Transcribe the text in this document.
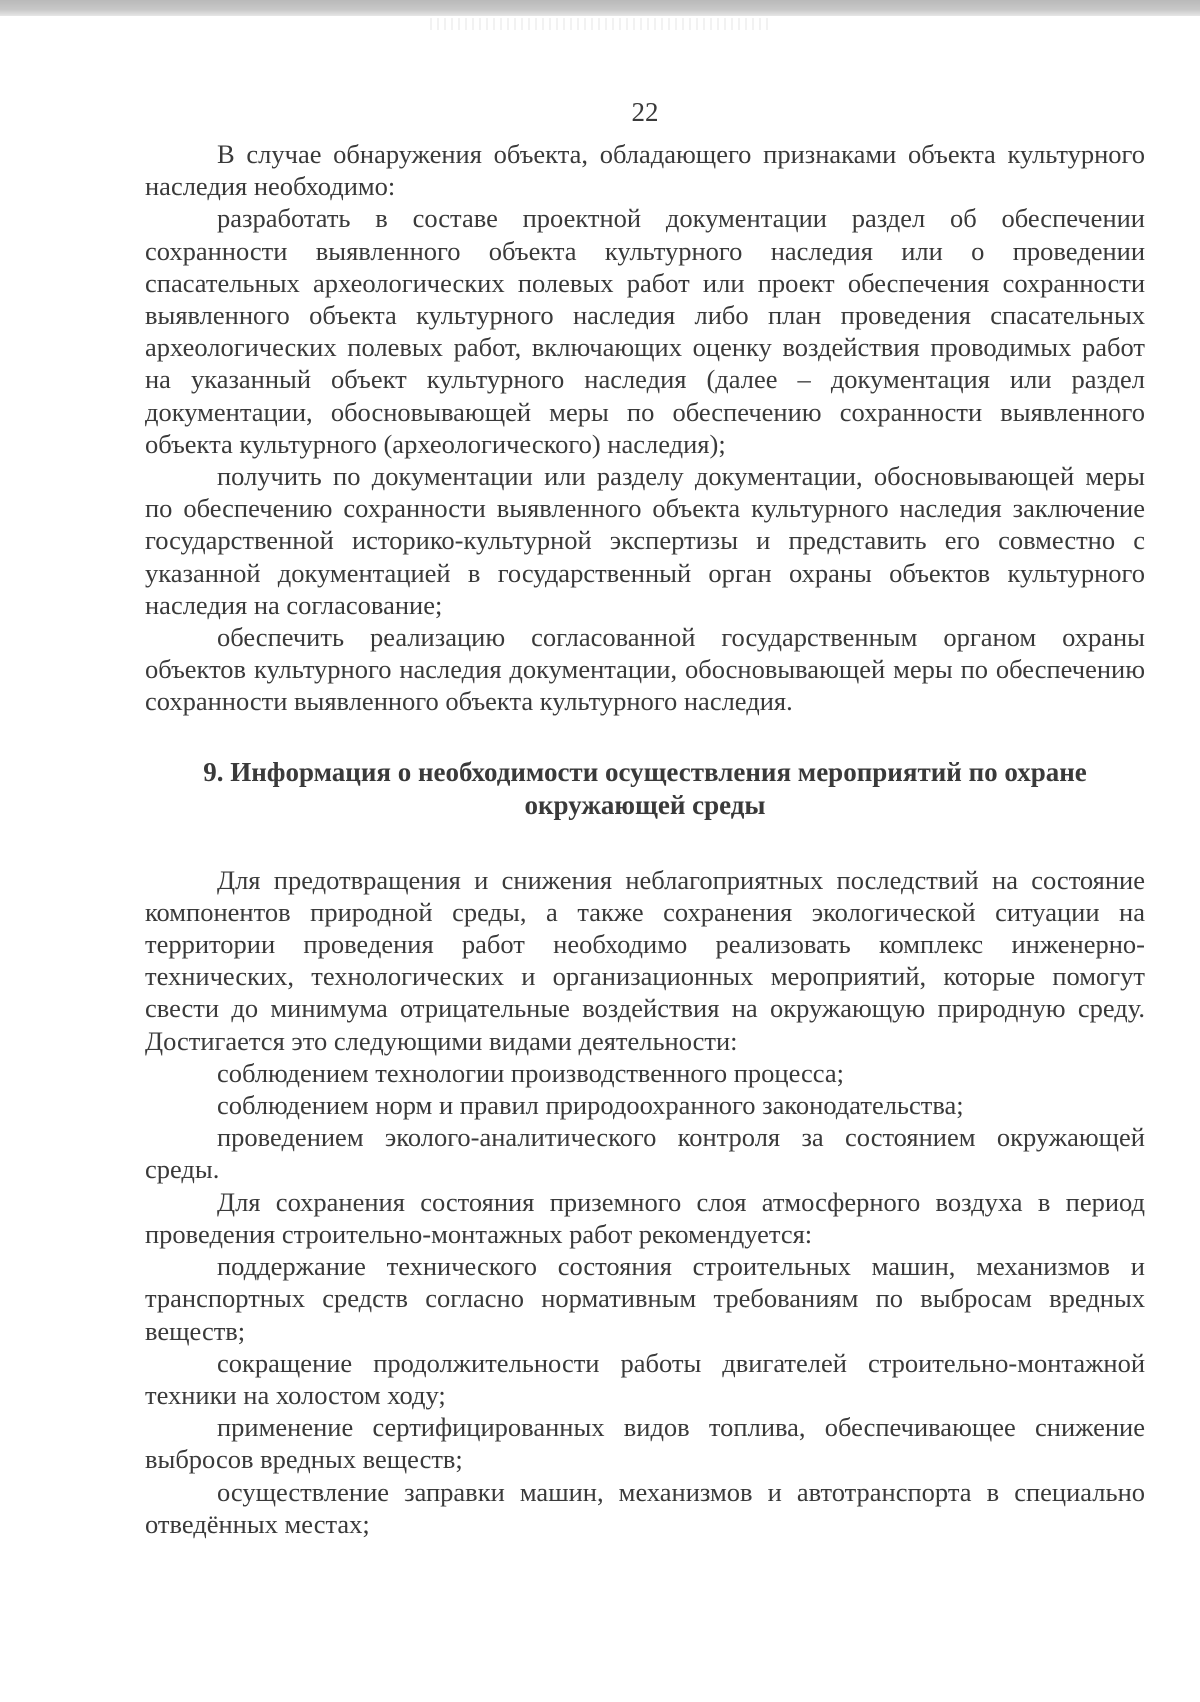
22

В случае обнаружения объекта, обладающего признаками объекта культурного наследия необходимо:

разработать в составе проектной документации раздел об обеспечении сохранности выявленного объекта культурного наследия или о проведении спасательных археологических полевых работ или проект обеспечения сохранности выявленного объекта культурного наследия либо план проведения спасательных археологических полевых работ, включающих оценку воздействия проводимых работ на указанный объект культурного наследия (далее – документация или раздел документации, обосновывающей меры по обеспечению сохранности выявленного объекта культурного (археологического) наследия);

получить по документации или разделу документации, обосновывающей меры по обеспечению сохранности выявленного объекта культурного наследия заключение государственной историко-культурной экспертизы и представить его совместно с указанной документацией в государственный орган охраны объектов культурного наследия на согласование;

обеспечить реализацию согласованной государственным органом охраны объектов культурного наследия документации, обосновывающей меры по обеспечению сохранности выявленного объекта культурного наследия.

9. Информация о необходимости осуществления мероприятий по охране окружающей среды

Для предотвращения и снижения неблагоприятных последствий на состояние компонентов природной среды, а также сохранения экологической ситуации на территории проведения работ необходимо реализовать комплекс инженерно-технических, технологических и организационных мероприятий, которые помогут свести до минимума отрицательные воздействия на окружающую природную среду. Достигается это следующими видами деятельности:

соблюдением технологии производственного процесса;

соблюдением норм и правил природоохранного законодательства;

проведением эколого-аналитического контроля за состоянием окружающей среды.

Для сохранения состояния приземного слоя атмосферного воздуха в период проведения строительно-монтажных работ рекомендуется:

поддержание технического состояния строительных машин, механизмов и транспортных средств согласно нормативным требованиям по выбросам вредных веществ;

сокращение продолжительности работы двигателей строительно-монтажной техники на холостом ходу;

применение сертифицированных видов топлива, обеспечивающее снижение выбросов вредных веществ;

осуществление заправки машин, механизмов и автотранспорта в специально отведённых местах;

....................

- **WRITTEN INSTRUCTION**:
Report each line in the preceding entries that holds the string "строительно".

- **SOLVED EXERCISE**:
Для сохранения состояния приземного слоя атмосферного воздуха в период проведения строительно-монтажных работ рекомендуется:
сокращение продолжительности работы двигателей строительно-монтажной техники на холостом ходу;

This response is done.